═════ Entries provided ═════
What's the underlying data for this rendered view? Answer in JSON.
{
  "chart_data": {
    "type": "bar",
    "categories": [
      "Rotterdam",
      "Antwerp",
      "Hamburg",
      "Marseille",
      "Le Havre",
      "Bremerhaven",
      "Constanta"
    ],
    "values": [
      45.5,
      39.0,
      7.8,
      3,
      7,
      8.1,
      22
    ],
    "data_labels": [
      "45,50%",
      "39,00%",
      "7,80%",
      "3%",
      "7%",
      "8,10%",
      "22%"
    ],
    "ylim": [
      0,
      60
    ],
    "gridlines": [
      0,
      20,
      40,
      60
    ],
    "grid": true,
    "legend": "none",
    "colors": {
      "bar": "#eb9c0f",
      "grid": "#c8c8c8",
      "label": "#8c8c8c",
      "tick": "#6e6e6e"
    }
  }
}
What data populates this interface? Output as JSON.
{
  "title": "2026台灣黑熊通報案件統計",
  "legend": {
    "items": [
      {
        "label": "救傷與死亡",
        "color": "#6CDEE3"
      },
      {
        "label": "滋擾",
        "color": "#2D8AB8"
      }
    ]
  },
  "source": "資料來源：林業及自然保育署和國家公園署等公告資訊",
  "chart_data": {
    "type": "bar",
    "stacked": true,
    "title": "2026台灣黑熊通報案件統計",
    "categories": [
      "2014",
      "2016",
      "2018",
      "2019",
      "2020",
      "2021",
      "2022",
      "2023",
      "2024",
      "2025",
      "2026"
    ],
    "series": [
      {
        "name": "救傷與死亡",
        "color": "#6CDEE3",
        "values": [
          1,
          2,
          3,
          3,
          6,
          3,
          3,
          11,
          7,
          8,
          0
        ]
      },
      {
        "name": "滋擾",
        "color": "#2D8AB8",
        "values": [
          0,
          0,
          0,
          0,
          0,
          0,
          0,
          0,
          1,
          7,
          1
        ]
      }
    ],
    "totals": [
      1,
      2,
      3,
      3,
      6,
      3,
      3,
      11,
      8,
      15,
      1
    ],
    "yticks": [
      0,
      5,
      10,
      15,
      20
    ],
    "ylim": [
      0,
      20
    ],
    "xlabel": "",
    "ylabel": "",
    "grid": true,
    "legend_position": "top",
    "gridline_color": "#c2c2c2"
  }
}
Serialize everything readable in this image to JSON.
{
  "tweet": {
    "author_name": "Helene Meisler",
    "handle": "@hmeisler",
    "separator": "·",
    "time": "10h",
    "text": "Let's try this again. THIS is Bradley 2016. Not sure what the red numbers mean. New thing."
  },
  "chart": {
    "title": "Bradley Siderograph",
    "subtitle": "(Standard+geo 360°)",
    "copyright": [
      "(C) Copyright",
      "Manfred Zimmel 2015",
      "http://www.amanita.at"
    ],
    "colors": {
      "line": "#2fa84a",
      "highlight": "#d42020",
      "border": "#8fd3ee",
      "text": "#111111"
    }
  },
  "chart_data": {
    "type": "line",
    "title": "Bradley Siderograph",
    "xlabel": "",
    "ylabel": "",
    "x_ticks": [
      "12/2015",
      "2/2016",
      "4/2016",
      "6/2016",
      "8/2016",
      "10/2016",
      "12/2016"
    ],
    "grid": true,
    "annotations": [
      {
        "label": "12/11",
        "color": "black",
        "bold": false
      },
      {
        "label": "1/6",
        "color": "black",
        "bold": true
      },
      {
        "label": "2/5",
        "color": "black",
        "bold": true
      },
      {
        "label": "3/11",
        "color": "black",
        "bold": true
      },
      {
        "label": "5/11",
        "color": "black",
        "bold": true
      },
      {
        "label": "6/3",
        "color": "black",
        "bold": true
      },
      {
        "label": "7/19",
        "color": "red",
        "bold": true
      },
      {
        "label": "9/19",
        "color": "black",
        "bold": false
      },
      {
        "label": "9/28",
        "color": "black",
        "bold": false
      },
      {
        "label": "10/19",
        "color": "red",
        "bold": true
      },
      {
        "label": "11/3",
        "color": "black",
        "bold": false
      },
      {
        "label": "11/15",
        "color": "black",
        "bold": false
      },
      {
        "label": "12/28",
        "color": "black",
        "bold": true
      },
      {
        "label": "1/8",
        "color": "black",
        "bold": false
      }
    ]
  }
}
═════
_Exercise_
Using the data above, output each line exactly.

_Answer to this exercise_
What's the underlying data for this rendered view? Answer in JSON.
{
  "chart_data": {
    "type": "bar",
    "categories": [
      "Rotterdam",
      "Antwerp",
      "Hamburg",
      "Marseille",
      "Le Havre",
      "Bremerhaven",
      "Constanta"
    ],
    "values": [
      45.5,
      39.0,
      7.8,
      3,
      7,
      8.1,
      22
    ],
    "data_labels": [
      "45,50%",
      "39,00%",
      "7,80%",
      "3%",
      "7%",
      "8,10%",
      "22%"
    ],
    "ylim": [
      0,
      60
    ],
    "gridlines": [
      0,
      20,
      40,
      60
    ],
    "grid": true,
    "legend": "none",
    "colors": {
      "bar": "#eb9c0f",
      "grid": "#c8c8c8",
      "label": "#8c8c8c",
      "tick": "#6e6e6e"
    }
  }
}
What data populates this interface? Output as JSON.
{
  "title": "2026台灣黑熊通報案件統計",
  "legend": {
    "items": [
      {
        "label": "救傷與死亡",
        "color": "#6CDEE3"
      },
      {
        "label": "滋擾",
        "color": "#2D8AB8"
      }
    ]
  },
  "source": "資料來源：林業及自然保育署和國家公園署等公告資訊",
  "chart_data": {
    "type": "bar",
    "stacked": true,
    "title": "2026台灣黑熊通報案件統計",
    "categories": [
      "2014",
      "2016",
      "2018",
      "2019",
      "2020",
      "2021",
      "2022",
      "2023",
      "2024",
      "2025",
      "2026"
    ],
    "series": [
      {
        "name": "救傷與死亡",
        "color": "#6CDEE3",
        "values": [
          1,
          2,
          3,
          3,
          6,
          3,
          3,
          11,
          7,
          8,
          0
        ]
      },
      {
        "name": "滋擾",
        "color": "#2D8AB8",
        "values": [
          0,
          0,
          0,
          0,
          0,
          0,
          0,
          0,
          1,
          7,
          1
        ]
      }
    ],
    "totals": [
      1,
      2,
      3,
      3,
      6,
      3,
      3,
      11,
      8,
      15,
      1
    ],
    "yticks": [
      0,
      5,
      10,
      15,
      20
    ],
    "ylim": [
      0,
      20
    ],
    "xlabel": "",
    "ylabel": "",
    "grid": true,
    "legend_position": "top",
    "gridline_color": "#c2c2c2"
  }
}
Serialize everything readable in this image to JSON.
{
  "tweet": {
    "author_name": "Helene Meisler",
    "handle": "@hmeisler",
    "separator": "·",
    "time": "10h",
    "text": "Let's try this again. THIS is Bradley 2016. Not sure what the red numbers mean. New thing."
  },
  "chart": {
    "title": "Bradley Siderograph",
    "subtitle": "(Standard+geo 360°)",
    "copyright": [
      "(C) Copyright",
      "Manfred Zimmel 2015",
      "http://www.amanita.at"
    ],
    "colors": {
      "line": "#2fa84a",
      "highlight": "#d42020",
      "border": "#8fd3ee",
      "text": "#111111"
    }
  },
  "chart_data": {
    "type": "line",
    "title": "Bradley Siderograph",
    "xlabel": "",
    "ylabel": "",
    "x_ticks": [
      "12/2015",
      "2/2016",
      "4/2016",
      "6/2016",
      "8/2016",
      "10/2016",
      "12/2016"
    ],
    "grid": true,
    "annotations": [
      {
        "label": "12/11",
        "color": "black",
        "bold": false
      },
      {
        "label": "1/6",
        "color": "black",
        "bold": true
      },
      {
        "label": "2/5",
        "color": "black",
        "bold": true
      },
      {
        "label": "3/11",
        "color": "black",
        "bold": true
      },
      {
        "label": "5/11",
        "color": "black",
        "bold": true
      },
      {
        "label": "6/3",
        "color": "black",
        "bold": true
      },
      {
        "label": "7/19",
        "color": "red",
        "bold": true
      },
      {
        "label": "9/19",
        "color": "black",
        "bold": false
      },
      {
        "label": "9/28",
        "color": "black",
        "bold": false
      },
      {
        "label": "10/19",
        "color": "red",
        "bold": true
      },
      {
        "label": "11/3",
        "color": "black",
        "bold": false
      },
      {
        "label": "11/15",
        "color": "black",
        "bold": false
      },
      {
        "label": "12/28",
        "color": "black",
        "bold": true
      },
      {
        "label": "1/8",
        "color": "black",
        "bold": false
      }
    ]
  }
}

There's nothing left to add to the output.